* [EXERCISE PROMPT]:
Copy the records that follow exactly as written, but not their pictures.

+ + + + +

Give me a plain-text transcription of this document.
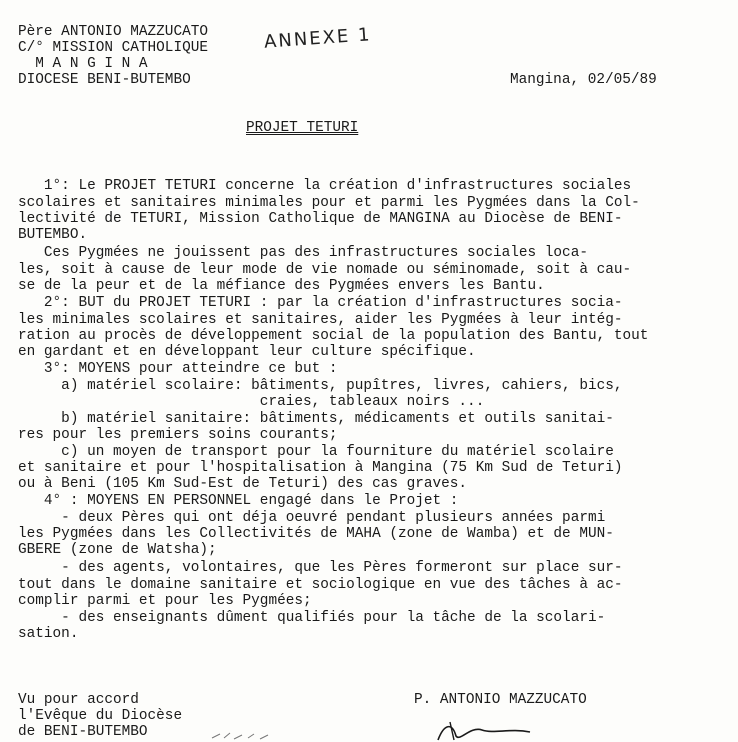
Père ANTONIO MAZZUCATO
C/° MISSION CATHOLIQUE
M A N G I N A
DIOCESE BENI-BUTEMBO
ANNEXE 1
Mangina, 02/05/89
PROJET TETURI
1°: Le PROJET TETURI concerne la création d'infrastructures sociales
scolaires et sanitaires minimales pour et parmi les Pygmées dans la Col-
lectivité de TETURI, Mission Catholique de MANGINA au Diocèse de BENI-
BUTEMBO.
Ces Pygmées ne jouissent pas des infrastructures sociales loca-
les, soit à cause de leur mode de vie nomade ou séminomade, soit à cau-
se de la peur et de la méfiance des Pygmées envers les Bantu.
2°: BUT du PROJET TETURI : par la création d'infrastructures socia-
les minimales scolaires et sanitaires, aider les Pygmées à leur intég-
ration au procès de développement social de la population des Bantu, tout
en gardant et en développant leur culture spécifique.
3°: MOYENS pour atteindre ce but :
a) matériel scolaire: bâtiments, pupîtres, livres, cahiers, bics,
craies, tableaux noirs ...
b) matériel sanitaire: bâtiments, médicaments et outils sanitai-
res pour les premiers soins courants;
c) un moyen de transport pour la fourniture du matériel scolaire
et sanitaire et pour l'hospitalisation à Mangina (75 Km Sud de Teturi)
ou à Beni (105 Km Sud-Est de Teturi) des cas graves.
4° : MOYENS EN PERSONNEL engagé dans le Projet :
- deux Pères qui ont déja oeuvré pendant plusieurs années parmi
les Pygmées dans les Collectivités de MAHA (zone de Wamba) et de MUN-
GBERE (zone de Watsha);
- des agents, volontaires, que les Pères formeront sur place sur-
tout dans le domaine sanitaire et sociologique en vue des tâches à ac-
complir parmi et pour les Pygmées;
- des enseignants dûment qualifiés pour la tâche de la scolari-
sation.
Vu pour accord
l'Evêque du Diocèse
de BENI-BUTEMBO
P. ANTONIO MAZZUCATO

+ + + + +

* [EXERCISE SOLUTION]:
Give me a plain-text transcription of this document.
Père ANTONIO MAZZUCATO
C/° MISSION CATHOLIQUE
M A N G I N A
DIOCESE BENI-BUTEMBO
ANNEXE 1
Mangina, 02/05/89
PROJET TETURI
1°: Le PROJET TETURI concerne la création d'infrastructures sociales
scolaires et sanitaires minimales pour et parmi les Pygmées dans la Col-
lectivité de TETURI, Mission Catholique de MANGINA au Diocèse de BENI-
BUTEMBO.
Ces Pygmées ne jouissent pas des infrastructures sociales loca-
les, soit à cause de leur mode de vie nomade ou séminomade, soit à cau-
se de la peur et de la méfiance des Pygmées envers les Bantu.
2°: BUT du PROJET TETURI : par la création d'infrastructures socia-
les minimales scolaires et sanitaires, aider les Pygmées à leur intég-
ration au procès de développement social de la population des Bantu, tout
en gardant et en développant leur culture spécifique.
3°: MOYENS pour atteindre ce but :
a) matériel scolaire: bâtiments, pupîtres, livres, cahiers, bics,
craies, tableaux noirs ...
b) matériel sanitaire: bâtiments, médicaments et outils sanitai-
res pour les premiers soins courants;
c) un moyen de transport pour la fourniture du matériel scolaire
et sanitaire et pour l'hospitalisation à Mangina (75 Km Sud de Teturi)
ou à Beni (105 Km Sud-Est de Teturi) des cas graves.
4° : MOYENS EN PERSONNEL engagé dans le Projet :
- deux Pères qui ont déja oeuvré pendant plusieurs années parmi
les Pygmées dans les Collectivités de MAHA (zone de Wamba) et de MUN-
GBERE (zone de Watsha);
- des agents, volontaires, que les Pères formeront sur place sur-
tout dans le domaine sanitaire et sociologique en vue des tâches à ac-
complir parmi et pour les Pygmées;
- des enseignants dûment qualifiés pour la tâche de la scolari-
sation.
Vu pour accord
l'Evêque du Diocèse
de BENI-BUTEMBO
P. ANTONIO MAZZUCATO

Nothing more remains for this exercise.